WHAT YOU ARE ASKED TO DO: Leave out the pictures and copy everything else in the entries exactly.

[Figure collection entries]
──────────
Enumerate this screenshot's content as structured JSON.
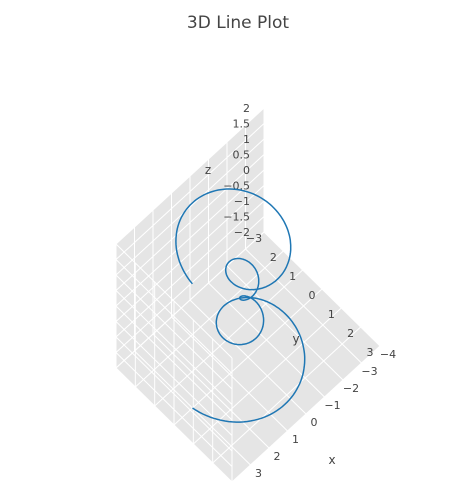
{
  "chart_data": {
    "type": "line",
    "title": "3D Line Plot",
    "xlabel": "x",
    "ylabel": "y",
    "zlabel": "z",
    "x_ticks": [
      "3",
      "2",
      "1",
      "0",
      "−1",
      "−2",
      "−3",
      "−4"
    ],
    "y_ticks": [
      "−3",
      "2",
      "1",
      "0",
      "1",
      "2",
      "3"
    ],
    "z_ticks": [
      "2",
      "1.5",
      "1",
      "0.5",
      "0",
      "−0.5",
      "−1",
      "−1.5",
      "−2"
    ],
    "xlim": [
      -4,
      4
    ],
    "ylim": [
      -3,
      3
    ],
    "zlim": [
      -2,
      2
    ],
    "grid": true,
    "line_color": "#1f77b4",
    "pane_color": "#e5e5e5",
    "series": [
      {
        "curve": "spiral: x = r·cos(t), y = r·sin(t), z = t/(2π) − 2, with radius shrinking to a minimum near z = 0",
        "t_range": [
          0,
          25.13
        ],
        "r_min": 0.3,
        "r_max": 3.0
      }
    ]
  }
}
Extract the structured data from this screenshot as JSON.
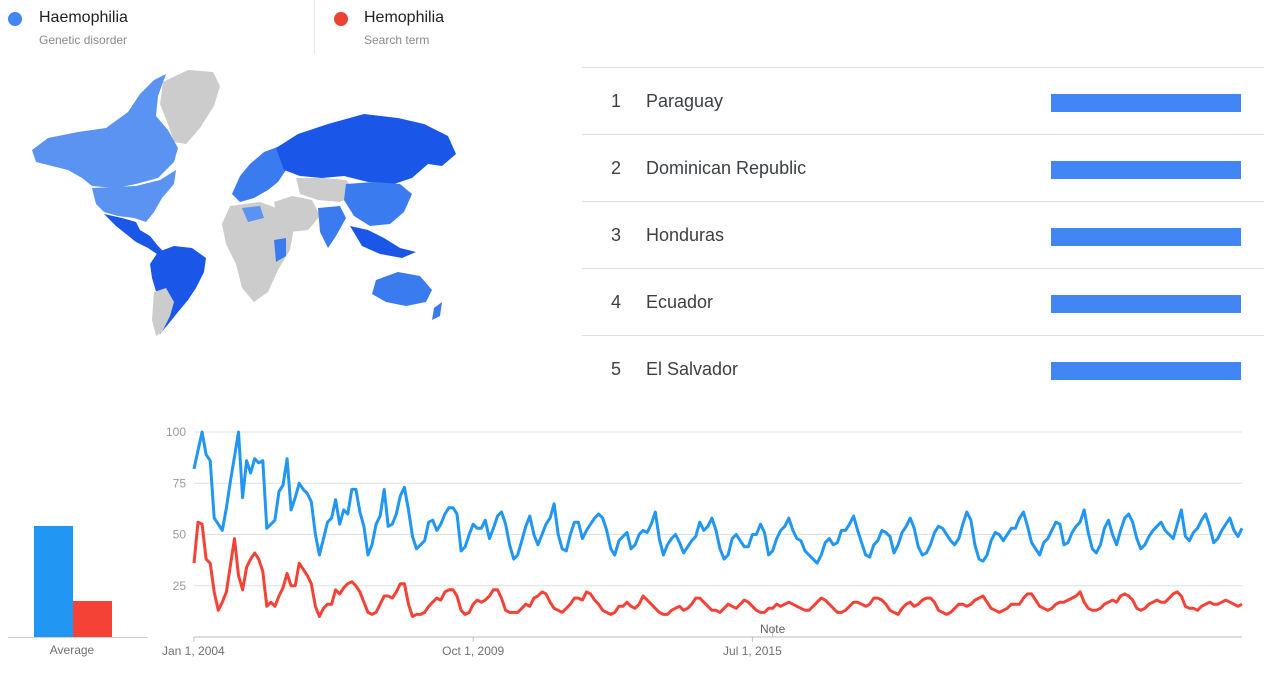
{
  "terms": [
    {
      "name": "Haemophilia",
      "subtitle": "Genetic disorder",
      "color": "#4285f4"
    },
    {
      "name": "Hemophilia",
      "subtitle": "Search term",
      "color": "#ea4335"
    }
  ],
  "map": {
    "colors": {
      "high": "#1a56e8",
      "mid": "#3b7bf0",
      "low": "#5b93f2",
      "none": "#cccccc"
    }
  },
  "regions": [
    {
      "rank": "1",
      "name": "Paraguay",
      "value": 100
    },
    {
      "rank": "2",
      "name": "Dominican Republic",
      "value": 100
    },
    {
      "rank": "3",
      "name": "Honduras",
      "value": 100
    },
    {
      "rank": "4",
      "name": "Ecuador",
      "value": 100
    },
    {
      "rank": "5",
      "name": "El Salvador",
      "value": 100
    }
  ],
  "average": {
    "label": "Average",
    "values": [
      53,
      17
    ]
  },
  "chart_data": {
    "type": "line",
    "x_start": "Jan 1, 2004",
    "x_step": "month",
    "x_tick_labels": [
      "Jan 1, 2004",
      "Oct 1, 2009",
      "Jul 1, 2015"
    ],
    "y_ticks": [
      "100",
      "75",
      "50",
      "25"
    ],
    "ylim": [
      0,
      100
    ],
    "grid": true,
    "annotation": "Note",
    "series": [
      {
        "name": "Haemophilia",
        "color": "#2196f3",
        "values": [
          82,
          91,
          100,
          89,
          86,
          58,
          55,
          52,
          63,
          76,
          88,
          100,
          68,
          86,
          80,
          87,
          85,
          86,
          53,
          55,
          57,
          71,
          74,
          87,
          62,
          68,
          75,
          72,
          70,
          66,
          50,
          40,
          48,
          56,
          58,
          67,
          55,
          62,
          60,
          72,
          72,
          61,
          54,
          40,
          45,
          55,
          59,
          72,
          54,
          55,
          60,
          69,
          73,
          62,
          49,
          43,
          45,
          47,
          56,
          57,
          52,
          55,
          60,
          63,
          63,
          60,
          42,
          44,
          50,
          55,
          53,
          53,
          57,
          48,
          53,
          59,
          61,
          55,
          45,
          38,
          40,
          47,
          54,
          59,
          50,
          45,
          50,
          55,
          58,
          65,
          50,
          43,
          42,
          50,
          56,
          56,
          48,
          52,
          55,
          58,
          60,
          58,
          52,
          43,
          40,
          47,
          49,
          51,
          43,
          45,
          50,
          52,
          51,
          55,
          61,
          48,
          40,
          45,
          48,
          50,
          46,
          41,
          44,
          47,
          49,
          56,
          52,
          54,
          58,
          52,
          43,
          38,
          40,
          48,
          50,
          47,
          44,
          44,
          50,
          50,
          55,
          51,
          40,
          42,
          48,
          52,
          54,
          58,
          52,
          48,
          47,
          42,
          40,
          38,
          36,
          40,
          46,
          48,
          45,
          46,
          52,
          52,
          55,
          59,
          52,
          46,
          40,
          39,
          45,
          47,
          52,
          51,
          49,
          41,
          45,
          51,
          54,
          58,
          53,
          44,
          40,
          41,
          45,
          51,
          54,
          53,
          50,
          47,
          45,
          48,
          55,
          61,
          57,
          45,
          38,
          37,
          40,
          47,
          51,
          50,
          47,
          50,
          53,
          53,
          58,
          61,
          54,
          46,
          43,
          40,
          46,
          48,
          52,
          56,
          55,
          45,
          46,
          51,
          54,
          56,
          62,
          51,
          43,
          41,
          45,
          53,
          57,
          50,
          45,
          52,
          58,
          60,
          56,
          48,
          43,
          45,
          49,
          52,
          54,
          56,
          52,
          50,
          48,
          55,
          62,
          49,
          47,
          51,
          53,
          57,
          60,
          54,
          46,
          48,
          52,
          55,
          58,
          52,
          49,
          53
        ]
      },
      {
        "name": "Hemophilia",
        "color": "#f44336",
        "values": [
          36,
          56,
          55,
          38,
          36,
          22,
          13,
          17,
          22,
          35,
          48,
          30,
          23,
          34,
          38,
          41,
          38,
          32,
          15,
          17,
          15,
          20,
          24,
          31,
          25,
          25,
          36,
          33,
          30,
          26,
          15,
          10,
          14,
          16,
          16,
          23,
          21,
          24,
          26,
          27,
          25,
          22,
          17,
          12,
          11,
          12,
          16,
          20,
          20,
          19,
          22,
          26,
          26,
          16,
          10,
          11,
          11,
          12,
          15,
          17,
          19,
          18,
          22,
          23,
          23,
          20,
          13,
          11,
          12,
          16,
          18,
          17,
          18,
          20,
          23,
          23,
          19,
          13,
          12,
          12,
          12,
          14,
          16,
          15,
          19,
          20,
          22,
          21,
          17,
          14,
          13,
          12,
          14,
          16,
          19,
          19,
          18,
          22,
          21,
          18,
          16,
          13,
          12,
          11,
          12,
          15,
          15,
          17,
          15,
          14,
          16,
          20,
          18,
          16,
          14,
          12,
          11,
          11,
          13,
          14,
          15,
          13,
          14,
          16,
          19,
          19,
          17,
          15,
          13,
          13,
          12,
          14,
          16,
          15,
          14,
          16,
          18,
          17,
          15,
          13,
          12,
          12,
          14,
          14,
          16,
          15,
          16,
          17,
          16,
          15,
          14,
          13,
          13,
          15,
          17,
          19,
          18,
          16,
          14,
          12,
          12,
          13,
          15,
          17,
          17,
          16,
          15,
          16,
          19,
          19,
          18,
          16,
          13,
          12,
          11,
          14,
          16,
          17,
          15,
          16,
          18,
          19,
          19,
          17,
          13,
          12,
          11,
          12,
          14,
          16,
          16,
          15,
          16,
          18,
          19,
          20,
          17,
          14,
          13,
          12,
          13,
          14,
          16,
          16,
          16,
          19,
          21,
          21,
          18,
          15,
          14,
          13,
          14,
          16,
          17,
          17,
          18,
          19,
          20,
          22,
          17,
          14,
          13,
          13,
          14,
          16,
          17,
          18,
          17,
          20,
          21,
          20,
          18,
          14,
          13,
          14,
          16,
          17,
          18,
          17,
          17,
          19,
          21,
          22,
          20,
          15,
          14,
          14,
          13,
          15,
          16,
          17,
          16,
          16,
          17,
          18,
          17,
          16,
          15,
          16
        ]
      }
    ]
  }
}
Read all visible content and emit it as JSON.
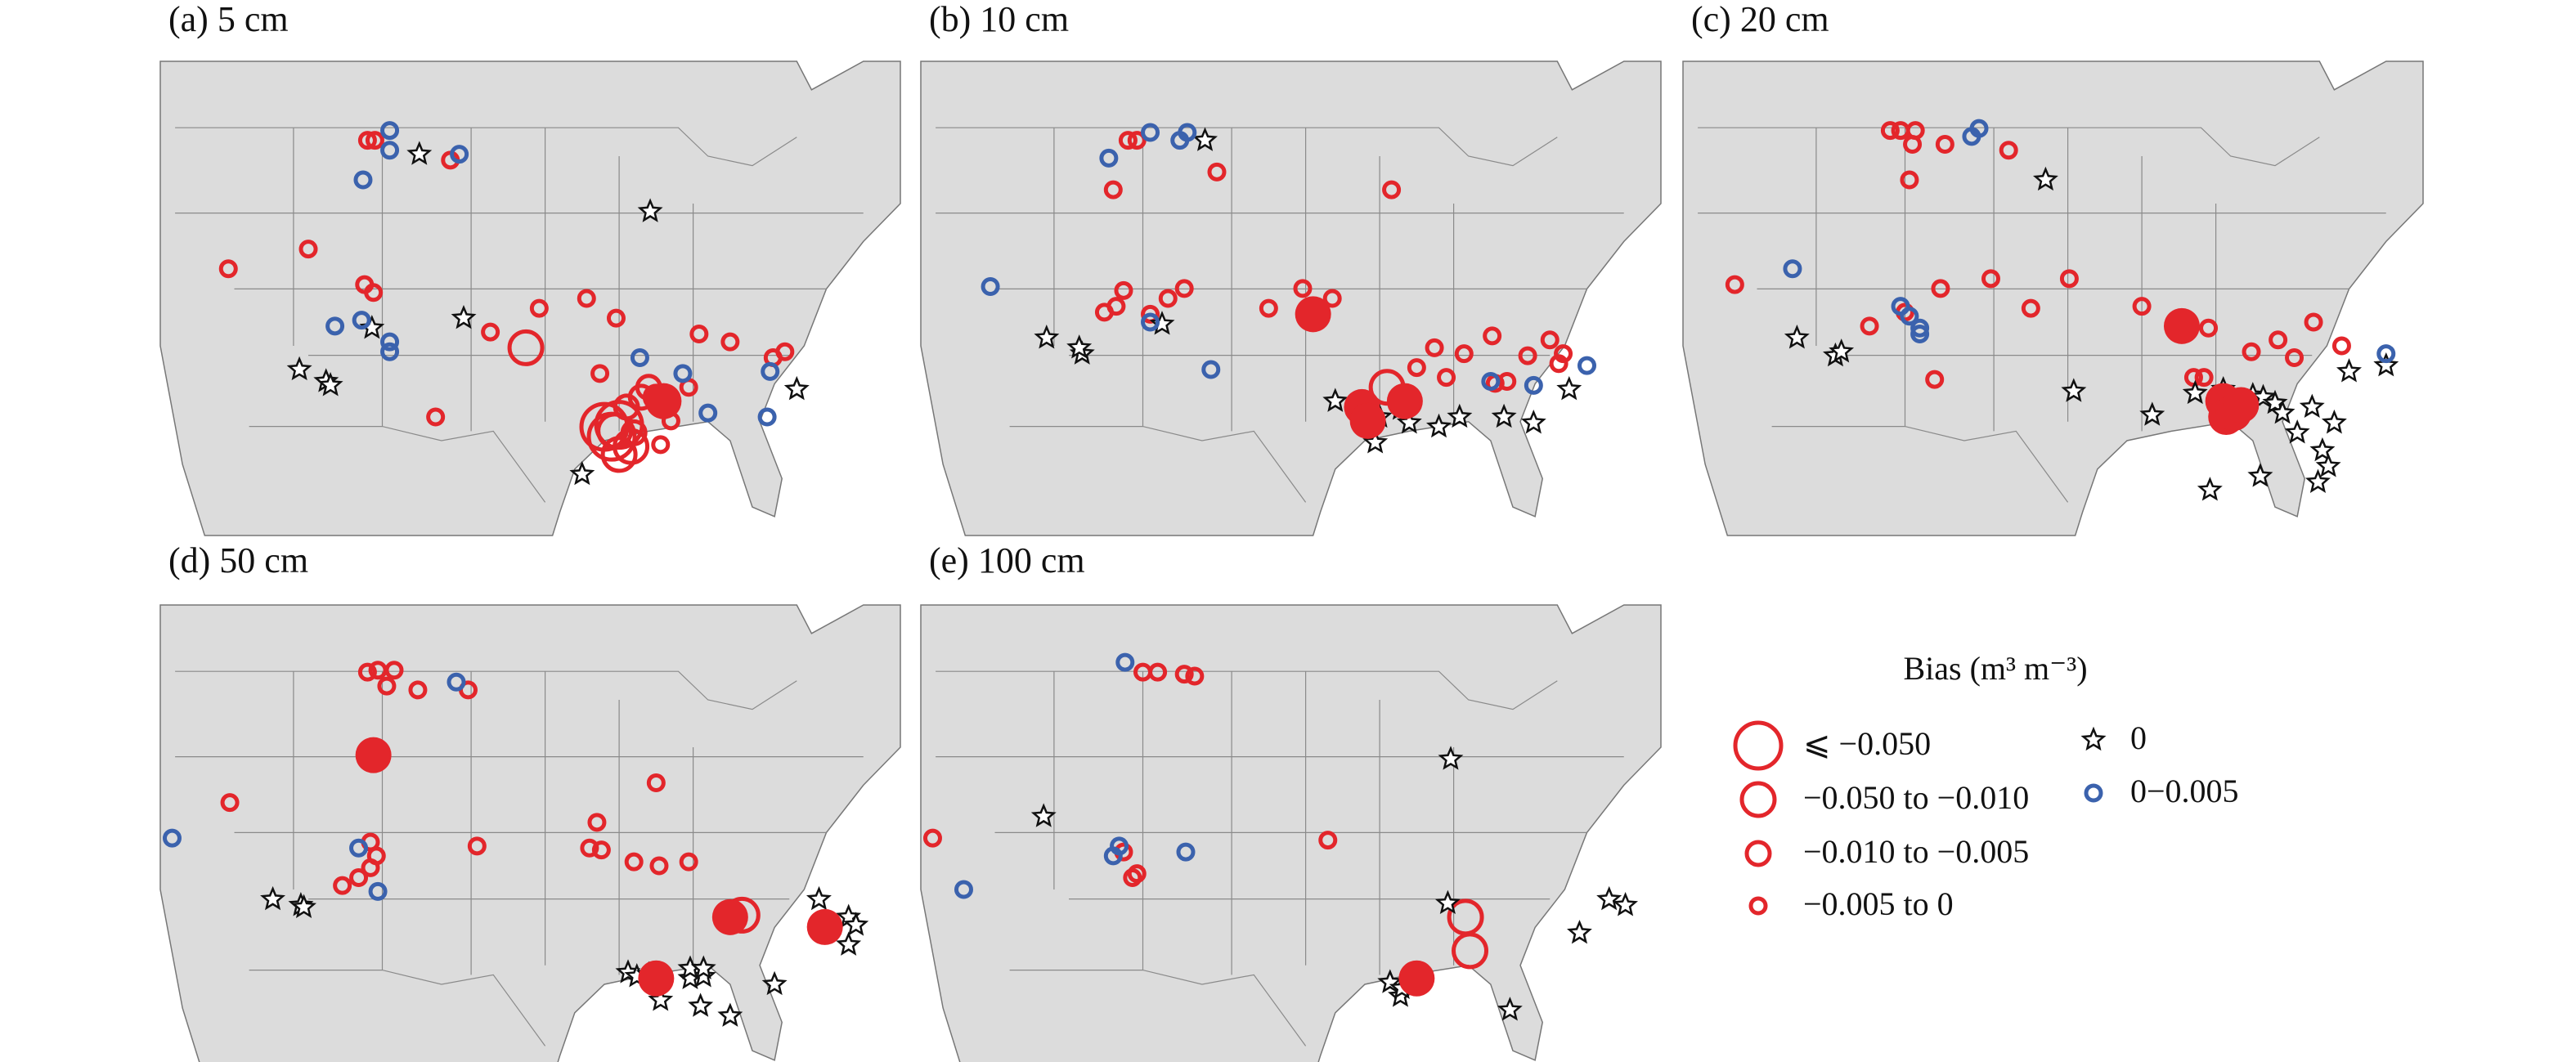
──────────
RESULT OF THIS TASK:
Enumerate this screenshot's content as structured JSON.
{
  "chart_data": {
    "type": "line",
    "title": "3D Line Plot",
    "xlabel": "x",
    "ylabel": "y",
    "zlabel": "z",
    "x_ticks": [
      "3",
      "2",
      "1",
      "0",
      "−1",
      "−2",
      "−3",
      "−4"
    ],
    "y_ticks": [
      "−3",
      "2",
      "1",
      "0",
      "1",
      "2",
      "3"
    ],
    "z_ticks": [
      "2",
      "1.5",
      "1",
      "0.5",
      "0",
      "−0.5",
      "−1",
      "−1.5",
      "−2"
    ],
    "xlim": [
      -4,
      4
    ],
    "ylim": [
      -3,
      3
    ],
    "zlim": [
      -2,
      2
    ],
    "grid": true,
    "line_color": "#1f77b4",
    "pane_color": "#e5e5e5",
    "series": [
      {
        "curve": "spiral: x = r·cos(t), y = r·sin(t), z = t/(2π) − 2, with radius shrinking to a minimum near z = 0",
        "t_range": [
          0,
          25.13
        ],
        "r_min": 0.3,
        "r_max": 3.0
      }
    ]
  }
}
Extract the structured data from this screenshot as JSON.
{
  "terms": [
    {
      "name": "Haemophilia",
      "subtitle": "Genetic disorder",
      "color": "#4285f4"
    },
    {
      "name": "Hemophilia",
      "subtitle": "Search term",
      "color": "#ea4335"
    }
  ],
  "map": {
    "colors": {
      "high": "#1a56e8",
      "mid": "#3b7bf0",
      "low": "#5b93f2",
      "none": "#cccccc"
    }
  },
  "regions": [
    {
      "rank": "1",
      "name": "Paraguay",
      "value": 100
    },
    {
      "rank": "2",
      "name": "Dominican Republic",
      "value": 100
    },
    {
      "rank": "3",
      "name": "Honduras",
      "value": 100
    },
    {
      "rank": "4",
      "name": "Ecuador",
      "value": 100
    },
    {
      "rank": "5",
      "name": "El Salvador",
      "value": 100
    }
  ],
  "average": {
    "label": "Average",
    "values": [
      53,
      17
    ]
  },
  "chart_data": {
    "type": "line",
    "x_start": "Jan 1, 2004",
    "x_step": "month",
    "x_tick_labels": [
      "Jan 1, 2004",
      "Oct 1, 2009",
      "Jul 1, 2015"
    ],
    "y_ticks": [
      "100",
      "75",
      "50",
      "25"
    ],
    "ylim": [
      0,
      100
    ],
    "grid": true,
    "annotation": "Note",
    "series": [
      {
        "name": "Haemophilia",
        "color": "#2196f3",
        "values": [
          82,
          91,
          100,
          89,
          86,
          58,
          55,
          52,
          63,
          76,
          88,
          100,
          68,
          86,
          80,
          87,
          85,
          86,
          53,
          55,
          57,
          71,
          74,
          87,
          62,
          68,
          75,
          72,
          70,
          66,
          50,
          40,
          48,
          56,
          58,
          67,
          55,
          62,
          60,
          72,
          72,
          61,
          54,
          40,
          45,
          55,
          59,
          72,
          54,
          55,
          60,
          69,
          73,
          62,
          49,
          43,
          45,
          47,
          56,
          57,
          52,
          55,
          60,
          63,
          63,
          60,
          42,
          44,
          50,
          55,
          53,
          53,
          57,
          48,
          53,
          59,
          61,
          55,
          45,
          38,
          40,
          47,
          54,
          59,
          50,
          45,
          50,
          55,
          58,
          65,
          50,
          43,
          42,
          50,
          56,
          56,
          48,
          52,
          55,
          58,
          60,
          58,
          52,
          43,
          40,
          47,
          49,
          51,
          43,
          45,
          50,
          52,
          51,
          55,
          61,
          48,
          40,
          45,
          48,
          50,
          46,
          41,
          44,
          47,
          49,
          56,
          52,
          54,
          58,
          52,
          43,
          38,
          40,
          48,
          50,
          47,
          44,
          44,
          50,
          50,
          55,
          51,
          40,
          42,
          48,
          52,
          54,
          58,
          52,
          48,
          47,
          42,
          40,
          38,
          36,
          40,
          46,
          48,
          45,
          46,
          52,
          52,
          55,
          59,
          52,
          46,
          40,
          39,
          45,
          47,
          52,
          51,
          49,
          41,
          45,
          51,
          54,
          58,
          53,
          44,
          40,
          41,
          45,
          51,
          54,
          53,
          50,
          47,
          45,
          48,
          55,
          61,
          57,
          45,
          38,
          37,
          40,
          47,
          51,
          50,
          47,
          50,
          53,
          53,
          58,
          61,
          54,
          46,
          43,
          40,
          46,
          48,
          52,
          56,
          55,
          45,
          46,
          51,
          54,
          56,
          62,
          51,
          43,
          41,
          45,
          53,
          57,
          50,
          45,
          52,
          58,
          60,
          56,
          48,
          43,
          45,
          49,
          52,
          54,
          56,
          52,
          50,
          48,
          55,
          62,
          49,
          47,
          51,
          53,
          57,
          60,
          54,
          46,
          48,
          52,
          55,
          58,
          52,
          49,
          53
        ]
      },
      {
        "name": "Hemophilia",
        "color": "#f44336",
        "values": [
          36,
          56,
          55,
          38,
          36,
          22,
          13,
          17,
          22,
          35,
          48,
          30,
          23,
          34,
          38,
          41,
          38,
          32,
          15,
          17,
          15,
          20,
          24,
          31,
          25,
          25,
          36,
          33,
          30,
          26,
          15,
          10,
          14,
          16,
          16,
          23,
          21,
          24,
          26,
          27,
          25,
          22,
          17,
          12,
          11,
          12,
          16,
          20,
          20,
          19,
          22,
          26,
          26,
          16,
          10,
          11,
          11,
          12,
          15,
          17,
          19,
          18,
          22,
          23,
          23,
          20,
          13,
          11,
          12,
          16,
          18,
          17,
          18,
          20,
          23,
          23,
          19,
          13,
          12,
          12,
          12,
          14,
          16,
          15,
          19,
          20,
          22,
          21,
          17,
          14,
          13,
          12,
          14,
          16,
          19,
          19,
          18,
          22,
          21,
          18,
          16,
          13,
          12,
          11,
          12,
          15,
          15,
          17,
          15,
          14,
          16,
          20,
          18,
          16,
          14,
          12,
          11,
          11,
          13,
          14,
          15,
          13,
          14,
          16,
          19,
          19,
          17,
          15,
          13,
          13,
          12,
          14,
          16,
          15,
          14,
          16,
          18,
          17,
          15,
          13,
          12,
          12,
          14,
          14,
          16,
          15,
          16,
          17,
          16,
          15,
          14,
          13,
          13,
          15,
          17,
          19,
          18,
          16,
          14,
          12,
          12,
          13,
          15,
          17,
          17,
          16,
          15,
          16,
          19,
          19,
          18,
          16,
          13,
          12,
          11,
          14,
          16,
          17,
          15,
          16,
          18,
          19,
          19,
          17,
          13,
          12,
          11,
          12,
          14,
          16,
          16,
          15,
          16,
          18,
          19,
          20,
          17,
          14,
          13,
          12,
          13,
          14,
          16,
          16,
          16,
          19,
          21,
          21,
          18,
          15,
          14,
          13,
          14,
          16,
          17,
          17,
          18,
          19,
          20,
          22,
          17,
          14,
          13,
          13,
          14,
          16,
          17,
          18,
          17,
          20,
          21,
          20,
          18,
          14,
          13,
          14,
          16,
          17,
          18,
          17,
          17,
          19,
          21,
          22,
          20,
          15,
          14,
          14,
          13,
          15,
          16,
          17,
          16,
          16,
          17,
          18,
          17,
          16,
          15,
          16
        ]
      }
    ]
  }
}
Read all visible content and emit it as JSON.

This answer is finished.